## Problem details
Using the records provided below, locate and copy each line that contains the word "JSON".

## Data for this exercise
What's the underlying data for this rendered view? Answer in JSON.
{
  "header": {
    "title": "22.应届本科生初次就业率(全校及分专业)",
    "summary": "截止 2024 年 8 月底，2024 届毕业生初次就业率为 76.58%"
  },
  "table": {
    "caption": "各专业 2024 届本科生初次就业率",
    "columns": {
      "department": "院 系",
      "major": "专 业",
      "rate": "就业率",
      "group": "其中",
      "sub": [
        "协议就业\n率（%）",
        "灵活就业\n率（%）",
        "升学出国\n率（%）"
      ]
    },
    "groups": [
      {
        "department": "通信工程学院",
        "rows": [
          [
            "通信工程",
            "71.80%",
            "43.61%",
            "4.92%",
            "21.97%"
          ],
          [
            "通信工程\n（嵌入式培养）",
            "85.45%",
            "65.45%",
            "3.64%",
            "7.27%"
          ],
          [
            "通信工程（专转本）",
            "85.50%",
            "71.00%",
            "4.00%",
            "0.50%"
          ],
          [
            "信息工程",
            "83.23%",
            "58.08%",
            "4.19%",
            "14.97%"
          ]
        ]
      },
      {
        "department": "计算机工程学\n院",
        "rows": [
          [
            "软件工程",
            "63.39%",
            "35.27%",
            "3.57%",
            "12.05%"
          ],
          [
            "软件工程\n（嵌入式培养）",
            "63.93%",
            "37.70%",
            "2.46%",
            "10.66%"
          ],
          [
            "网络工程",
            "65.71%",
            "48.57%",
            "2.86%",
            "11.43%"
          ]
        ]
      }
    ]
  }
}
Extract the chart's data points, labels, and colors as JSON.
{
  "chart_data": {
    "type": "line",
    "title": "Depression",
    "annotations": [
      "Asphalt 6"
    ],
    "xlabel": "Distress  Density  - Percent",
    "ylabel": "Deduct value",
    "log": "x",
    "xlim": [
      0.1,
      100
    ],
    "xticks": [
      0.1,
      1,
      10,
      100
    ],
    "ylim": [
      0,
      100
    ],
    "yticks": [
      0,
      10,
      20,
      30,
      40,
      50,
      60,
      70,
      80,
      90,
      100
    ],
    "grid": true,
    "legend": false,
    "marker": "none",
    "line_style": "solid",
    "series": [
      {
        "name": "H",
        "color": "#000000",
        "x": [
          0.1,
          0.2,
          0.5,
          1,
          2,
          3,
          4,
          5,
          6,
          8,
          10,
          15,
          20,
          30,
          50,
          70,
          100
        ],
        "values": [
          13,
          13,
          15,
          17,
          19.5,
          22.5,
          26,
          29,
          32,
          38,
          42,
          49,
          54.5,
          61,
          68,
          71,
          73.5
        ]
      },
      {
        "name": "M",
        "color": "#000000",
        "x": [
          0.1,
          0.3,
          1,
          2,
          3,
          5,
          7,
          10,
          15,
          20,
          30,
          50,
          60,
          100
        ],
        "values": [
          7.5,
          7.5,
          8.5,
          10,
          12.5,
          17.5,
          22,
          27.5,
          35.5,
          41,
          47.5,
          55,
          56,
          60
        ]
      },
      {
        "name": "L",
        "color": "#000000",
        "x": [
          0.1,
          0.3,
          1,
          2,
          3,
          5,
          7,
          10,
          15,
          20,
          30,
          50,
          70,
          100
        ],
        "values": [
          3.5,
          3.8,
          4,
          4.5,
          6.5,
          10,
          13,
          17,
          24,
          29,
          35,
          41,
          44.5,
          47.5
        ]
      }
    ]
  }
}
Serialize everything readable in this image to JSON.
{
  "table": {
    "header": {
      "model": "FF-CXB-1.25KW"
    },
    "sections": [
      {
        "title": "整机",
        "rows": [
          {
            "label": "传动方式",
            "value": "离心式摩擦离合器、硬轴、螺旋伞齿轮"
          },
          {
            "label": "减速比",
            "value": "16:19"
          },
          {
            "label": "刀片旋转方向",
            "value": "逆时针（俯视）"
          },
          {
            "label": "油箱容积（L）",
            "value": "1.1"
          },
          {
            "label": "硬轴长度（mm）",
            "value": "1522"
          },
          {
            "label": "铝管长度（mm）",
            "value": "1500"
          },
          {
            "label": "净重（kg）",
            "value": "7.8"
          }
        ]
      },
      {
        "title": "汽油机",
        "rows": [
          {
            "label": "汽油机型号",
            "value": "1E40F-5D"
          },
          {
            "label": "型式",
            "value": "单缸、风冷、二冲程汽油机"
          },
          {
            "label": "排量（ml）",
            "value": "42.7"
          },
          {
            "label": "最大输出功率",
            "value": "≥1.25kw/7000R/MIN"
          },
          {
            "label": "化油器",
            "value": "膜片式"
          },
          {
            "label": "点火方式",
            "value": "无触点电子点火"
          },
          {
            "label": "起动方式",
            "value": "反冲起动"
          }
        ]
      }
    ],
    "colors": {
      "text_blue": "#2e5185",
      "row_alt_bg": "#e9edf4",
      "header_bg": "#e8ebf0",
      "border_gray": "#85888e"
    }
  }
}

## Correct answer
What's the underlying data for this rendered view? Answer in JSON.
Extract the chart's data points, labels, and colors as JSON.
Serialize everything readable in this image to JSON.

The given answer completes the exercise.